GIVEN EXERCISE
Extract all lines that hold "ΔPish" from the records below.
##### MATERIAL FOR THE TASK
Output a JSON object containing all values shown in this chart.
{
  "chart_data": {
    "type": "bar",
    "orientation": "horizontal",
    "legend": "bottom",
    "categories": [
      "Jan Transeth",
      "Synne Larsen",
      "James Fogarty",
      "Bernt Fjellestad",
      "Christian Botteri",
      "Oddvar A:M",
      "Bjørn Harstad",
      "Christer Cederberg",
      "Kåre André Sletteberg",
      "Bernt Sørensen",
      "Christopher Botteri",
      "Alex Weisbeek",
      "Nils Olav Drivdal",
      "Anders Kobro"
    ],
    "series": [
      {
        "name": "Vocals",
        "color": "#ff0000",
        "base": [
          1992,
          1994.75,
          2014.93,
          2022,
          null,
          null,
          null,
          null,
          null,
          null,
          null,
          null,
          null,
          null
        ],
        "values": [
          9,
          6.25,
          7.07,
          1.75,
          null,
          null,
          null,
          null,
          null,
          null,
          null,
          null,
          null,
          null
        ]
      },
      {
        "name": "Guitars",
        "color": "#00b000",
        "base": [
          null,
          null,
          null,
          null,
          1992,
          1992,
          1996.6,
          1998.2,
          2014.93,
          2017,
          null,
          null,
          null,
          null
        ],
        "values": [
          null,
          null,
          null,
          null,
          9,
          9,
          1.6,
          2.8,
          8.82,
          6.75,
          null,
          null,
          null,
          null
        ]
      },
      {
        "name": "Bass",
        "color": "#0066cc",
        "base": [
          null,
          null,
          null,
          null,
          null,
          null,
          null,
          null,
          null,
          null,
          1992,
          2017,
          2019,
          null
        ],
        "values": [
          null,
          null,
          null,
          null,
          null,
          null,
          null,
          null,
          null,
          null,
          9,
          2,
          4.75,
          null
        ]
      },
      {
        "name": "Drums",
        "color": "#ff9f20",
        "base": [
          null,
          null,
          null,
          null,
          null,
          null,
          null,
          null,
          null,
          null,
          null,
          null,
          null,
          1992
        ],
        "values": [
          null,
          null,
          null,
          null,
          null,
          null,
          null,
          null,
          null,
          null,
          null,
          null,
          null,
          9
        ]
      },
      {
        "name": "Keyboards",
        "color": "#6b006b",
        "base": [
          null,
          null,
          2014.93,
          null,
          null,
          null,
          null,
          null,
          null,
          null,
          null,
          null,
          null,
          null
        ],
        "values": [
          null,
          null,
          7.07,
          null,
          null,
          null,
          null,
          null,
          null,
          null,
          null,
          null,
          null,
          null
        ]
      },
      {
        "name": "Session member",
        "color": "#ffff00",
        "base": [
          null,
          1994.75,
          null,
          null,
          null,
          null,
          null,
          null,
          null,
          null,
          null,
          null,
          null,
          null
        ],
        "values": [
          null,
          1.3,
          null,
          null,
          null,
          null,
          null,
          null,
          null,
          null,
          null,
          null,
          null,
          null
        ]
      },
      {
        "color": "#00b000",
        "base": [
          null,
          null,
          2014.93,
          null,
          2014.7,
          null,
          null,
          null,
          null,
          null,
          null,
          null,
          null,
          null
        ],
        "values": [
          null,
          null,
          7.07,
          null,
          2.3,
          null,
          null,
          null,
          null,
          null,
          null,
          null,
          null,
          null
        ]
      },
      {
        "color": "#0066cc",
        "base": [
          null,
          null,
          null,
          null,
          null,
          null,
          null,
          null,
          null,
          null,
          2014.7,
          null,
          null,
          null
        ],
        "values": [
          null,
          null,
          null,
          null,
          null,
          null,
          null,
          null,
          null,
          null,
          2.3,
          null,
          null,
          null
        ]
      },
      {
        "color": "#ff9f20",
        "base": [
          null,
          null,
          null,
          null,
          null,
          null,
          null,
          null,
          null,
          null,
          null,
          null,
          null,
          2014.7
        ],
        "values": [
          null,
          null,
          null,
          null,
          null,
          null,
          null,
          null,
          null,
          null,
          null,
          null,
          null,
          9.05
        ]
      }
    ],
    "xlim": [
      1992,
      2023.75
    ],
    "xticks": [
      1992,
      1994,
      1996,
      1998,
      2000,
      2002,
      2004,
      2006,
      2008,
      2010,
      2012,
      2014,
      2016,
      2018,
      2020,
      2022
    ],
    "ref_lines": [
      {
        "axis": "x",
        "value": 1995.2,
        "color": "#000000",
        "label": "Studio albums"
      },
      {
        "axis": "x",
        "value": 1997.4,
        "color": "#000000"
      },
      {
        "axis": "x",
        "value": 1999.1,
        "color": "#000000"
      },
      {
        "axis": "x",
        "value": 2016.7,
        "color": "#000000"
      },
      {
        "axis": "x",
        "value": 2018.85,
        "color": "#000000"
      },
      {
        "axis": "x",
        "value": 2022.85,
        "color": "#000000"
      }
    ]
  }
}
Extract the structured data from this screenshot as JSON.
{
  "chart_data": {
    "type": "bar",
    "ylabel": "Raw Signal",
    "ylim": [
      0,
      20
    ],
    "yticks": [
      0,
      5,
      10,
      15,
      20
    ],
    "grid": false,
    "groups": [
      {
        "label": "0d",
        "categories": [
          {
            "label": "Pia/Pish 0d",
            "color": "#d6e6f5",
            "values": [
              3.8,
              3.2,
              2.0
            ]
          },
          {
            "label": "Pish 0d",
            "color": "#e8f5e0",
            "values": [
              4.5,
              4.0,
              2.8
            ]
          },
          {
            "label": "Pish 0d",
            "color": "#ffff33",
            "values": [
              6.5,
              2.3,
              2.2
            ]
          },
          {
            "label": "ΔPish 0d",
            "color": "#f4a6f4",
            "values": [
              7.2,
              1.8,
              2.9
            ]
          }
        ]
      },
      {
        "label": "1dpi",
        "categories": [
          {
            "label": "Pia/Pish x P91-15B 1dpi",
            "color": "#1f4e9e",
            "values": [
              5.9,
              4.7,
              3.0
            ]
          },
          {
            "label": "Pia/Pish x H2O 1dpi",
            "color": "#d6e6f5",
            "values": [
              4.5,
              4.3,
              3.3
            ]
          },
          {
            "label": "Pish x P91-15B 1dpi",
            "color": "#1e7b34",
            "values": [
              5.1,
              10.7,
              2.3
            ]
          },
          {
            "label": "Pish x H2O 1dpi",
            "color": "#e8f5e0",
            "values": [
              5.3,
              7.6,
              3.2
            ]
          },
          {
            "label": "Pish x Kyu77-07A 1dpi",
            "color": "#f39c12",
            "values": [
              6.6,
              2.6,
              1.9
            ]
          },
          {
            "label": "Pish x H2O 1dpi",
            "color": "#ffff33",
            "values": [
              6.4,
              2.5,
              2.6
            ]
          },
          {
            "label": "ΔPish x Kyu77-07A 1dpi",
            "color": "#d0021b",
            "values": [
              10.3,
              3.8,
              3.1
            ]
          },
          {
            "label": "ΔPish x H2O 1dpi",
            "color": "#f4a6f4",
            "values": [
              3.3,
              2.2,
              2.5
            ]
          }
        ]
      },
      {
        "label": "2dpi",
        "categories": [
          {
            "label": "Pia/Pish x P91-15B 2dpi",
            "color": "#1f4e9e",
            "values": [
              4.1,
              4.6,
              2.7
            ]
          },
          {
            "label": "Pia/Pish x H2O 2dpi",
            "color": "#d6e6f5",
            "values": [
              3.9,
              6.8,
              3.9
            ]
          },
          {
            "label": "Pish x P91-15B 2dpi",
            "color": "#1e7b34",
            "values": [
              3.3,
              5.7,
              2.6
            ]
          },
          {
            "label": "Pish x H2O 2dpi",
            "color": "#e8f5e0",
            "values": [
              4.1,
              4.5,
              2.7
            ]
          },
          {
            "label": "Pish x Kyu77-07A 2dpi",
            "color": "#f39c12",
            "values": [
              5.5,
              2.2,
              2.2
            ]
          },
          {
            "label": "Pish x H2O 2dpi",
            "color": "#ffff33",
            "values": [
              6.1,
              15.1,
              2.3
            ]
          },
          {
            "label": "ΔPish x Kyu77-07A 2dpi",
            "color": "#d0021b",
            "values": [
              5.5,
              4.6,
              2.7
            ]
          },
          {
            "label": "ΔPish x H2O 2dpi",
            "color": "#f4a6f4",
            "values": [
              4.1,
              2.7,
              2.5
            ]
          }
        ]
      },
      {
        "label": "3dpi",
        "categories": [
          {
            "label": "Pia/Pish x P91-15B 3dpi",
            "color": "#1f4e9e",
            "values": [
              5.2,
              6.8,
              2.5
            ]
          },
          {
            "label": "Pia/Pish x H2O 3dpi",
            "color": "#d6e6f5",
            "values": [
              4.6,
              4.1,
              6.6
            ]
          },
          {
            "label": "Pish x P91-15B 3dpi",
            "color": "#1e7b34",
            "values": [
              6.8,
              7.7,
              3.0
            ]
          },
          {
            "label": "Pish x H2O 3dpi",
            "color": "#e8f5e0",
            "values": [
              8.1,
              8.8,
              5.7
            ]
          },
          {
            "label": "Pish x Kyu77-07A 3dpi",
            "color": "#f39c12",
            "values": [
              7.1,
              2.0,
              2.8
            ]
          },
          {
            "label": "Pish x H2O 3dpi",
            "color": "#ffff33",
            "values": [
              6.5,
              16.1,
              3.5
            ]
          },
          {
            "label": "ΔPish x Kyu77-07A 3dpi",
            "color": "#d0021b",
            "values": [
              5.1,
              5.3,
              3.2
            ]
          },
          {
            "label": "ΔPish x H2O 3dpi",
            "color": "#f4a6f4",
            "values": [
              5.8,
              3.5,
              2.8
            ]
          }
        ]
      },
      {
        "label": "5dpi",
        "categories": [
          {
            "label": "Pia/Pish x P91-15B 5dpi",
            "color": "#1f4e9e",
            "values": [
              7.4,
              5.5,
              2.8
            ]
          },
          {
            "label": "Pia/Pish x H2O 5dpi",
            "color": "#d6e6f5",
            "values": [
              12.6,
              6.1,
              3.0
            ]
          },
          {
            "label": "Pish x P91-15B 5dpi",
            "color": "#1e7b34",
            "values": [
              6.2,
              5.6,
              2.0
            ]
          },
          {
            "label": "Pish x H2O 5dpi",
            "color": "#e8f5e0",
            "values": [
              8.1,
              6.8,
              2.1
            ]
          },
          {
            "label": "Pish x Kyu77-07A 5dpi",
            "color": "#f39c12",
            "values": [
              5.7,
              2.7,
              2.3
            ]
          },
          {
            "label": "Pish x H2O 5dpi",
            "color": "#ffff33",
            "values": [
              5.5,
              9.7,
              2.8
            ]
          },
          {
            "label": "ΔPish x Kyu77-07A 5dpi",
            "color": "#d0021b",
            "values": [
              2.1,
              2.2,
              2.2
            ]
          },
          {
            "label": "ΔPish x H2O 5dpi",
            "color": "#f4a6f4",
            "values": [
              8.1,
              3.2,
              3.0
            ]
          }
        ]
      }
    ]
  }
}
##########
THE SOLUTION
            "label": "ΔPish 0d",
            "label": "ΔPish x Kyu77-07A 1dpi",
            "label": "ΔPish x H2O 1dpi",
            "label": "ΔPish x Kyu77-07A 2dpi",
            "label": "ΔPish x H2O 2dpi",
            "label": "ΔPish x Kyu77-07A 3dpi",
            "label": "ΔPish x H2O 3dpi",
            "label": "ΔPish x Kyu77-07A 5dpi",
            "label": "ΔPish x H2O 5dpi",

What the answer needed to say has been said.